>> start Available records

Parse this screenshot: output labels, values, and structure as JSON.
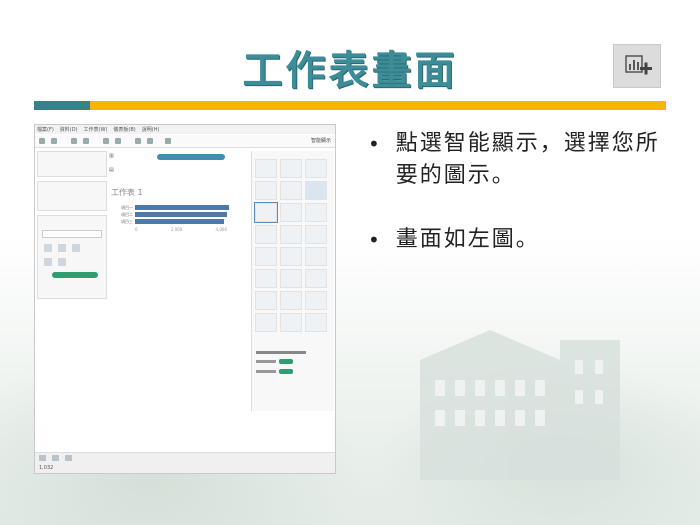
{
  "slide": {
    "title": "工作表畫面",
    "bullets": [
      "點選智能顯示，選擇您所要的圖示。",
      "畫面如左圖。"
    ]
  },
  "colors": {
    "title": "#3d8d99",
    "band_left": "#3a7f8c",
    "band_right": "#f2b705",
    "bar": "#4c79a8"
  },
  "tableau": {
    "menu": [
      "檔案(F)",
      "資料(D)",
      "工作表(W)",
      "儀表板(B)",
      "說明(H)"
    ],
    "smart_button": "智能顯示",
    "sheet_title": "工作表 1",
    "bar_labels": [
      "項目一",
      "項目二",
      "項目三"
    ],
    "bars": [
      0.9,
      0.88,
      0.86
    ],
    "axis": [
      "0",
      "2,000",
      "4,000"
    ],
    "status": "1,032"
  }
}
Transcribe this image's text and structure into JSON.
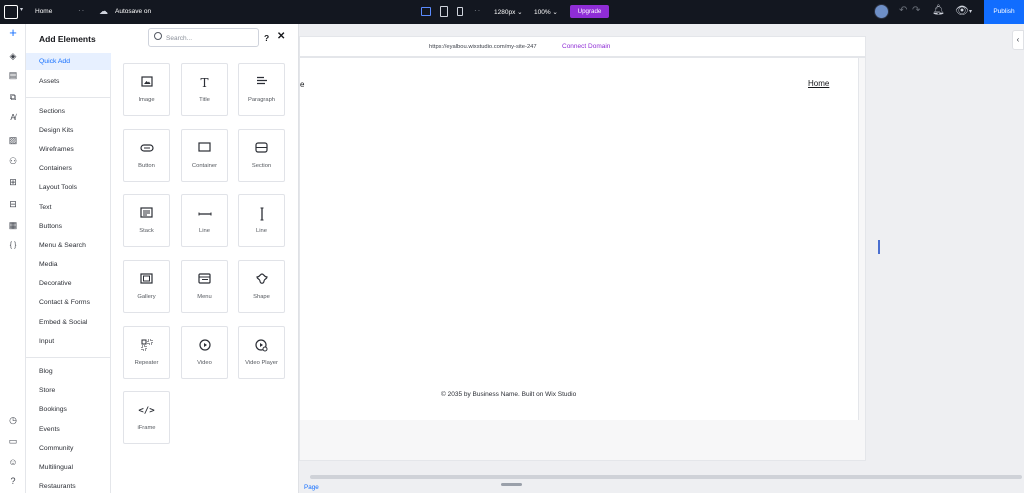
{
  "topbar": {
    "home_label": "Home",
    "autosave_label": "Autosave on",
    "width_label": "1280px ⌄",
    "zoom_label": "100% ⌄",
    "upgrade_label": "Upgrade",
    "publish_label": "Publish"
  },
  "panel": {
    "title": "Add Elements",
    "search_placeholder": "Search...",
    "help_label": "?",
    "close_label": "✕",
    "categories_group1": [
      "Quick Add",
      "Assets"
    ],
    "categories_group2": [
      "Sections",
      "Design Kits",
      "Wireframes",
      "Containers",
      "Layout Tools",
      "Text",
      "Buttons",
      "Menu & Search",
      "Media",
      "Decorative",
      "Contact & Forms",
      "Embed & Social",
      "Input"
    ],
    "categories_group3": [
      "Blog",
      "Store",
      "Bookings",
      "Events",
      "Community",
      "Multilingual",
      "Restaurants"
    ],
    "tiles": [
      {
        "label": "Image",
        "icon": "image-icon"
      },
      {
        "label": "Title",
        "icon": "title-icon"
      },
      {
        "label": "Paragraph",
        "icon": "paragraph-icon"
      },
      {
        "label": "Button",
        "icon": "button-icon"
      },
      {
        "label": "Container",
        "icon": "container-icon"
      },
      {
        "label": "Section",
        "icon": "section-icon"
      },
      {
        "label": "Stack",
        "icon": "stack-icon"
      },
      {
        "label": "Line",
        "icon": "horizontal-line-icon"
      },
      {
        "label": "Line",
        "icon": "vertical-line-icon"
      },
      {
        "label": "Gallery",
        "icon": "gallery-icon"
      },
      {
        "label": "Menu",
        "icon": "menu-icon"
      },
      {
        "label": "Shape",
        "icon": "shape-icon"
      },
      {
        "label": "Repeater",
        "icon": "repeater-icon"
      },
      {
        "label": "Video",
        "icon": "video-icon"
      },
      {
        "label": "Video Player",
        "icon": "video-player-icon"
      },
      {
        "label": "iFrame",
        "icon": "code-icon"
      }
    ]
  },
  "canvas": {
    "url": "https://eyalbou.wixstudio.com/my-site-247",
    "connect_domain": "Connect Domain",
    "header_fragment": "e",
    "nav_home": "Home",
    "footer": "© 2035 by Business Name. Built on Wix Studio",
    "page_tag": "Page"
  },
  "colors": {
    "accent": "#116dff",
    "upgrade": "#8f2dd6",
    "topbar_bg": "#131720"
  }
}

>> end Available records

Copy out every line of the listing that includes the string "Search".

== Full output ==
    "search_placeholder": "Search...",
      "Menu & Search",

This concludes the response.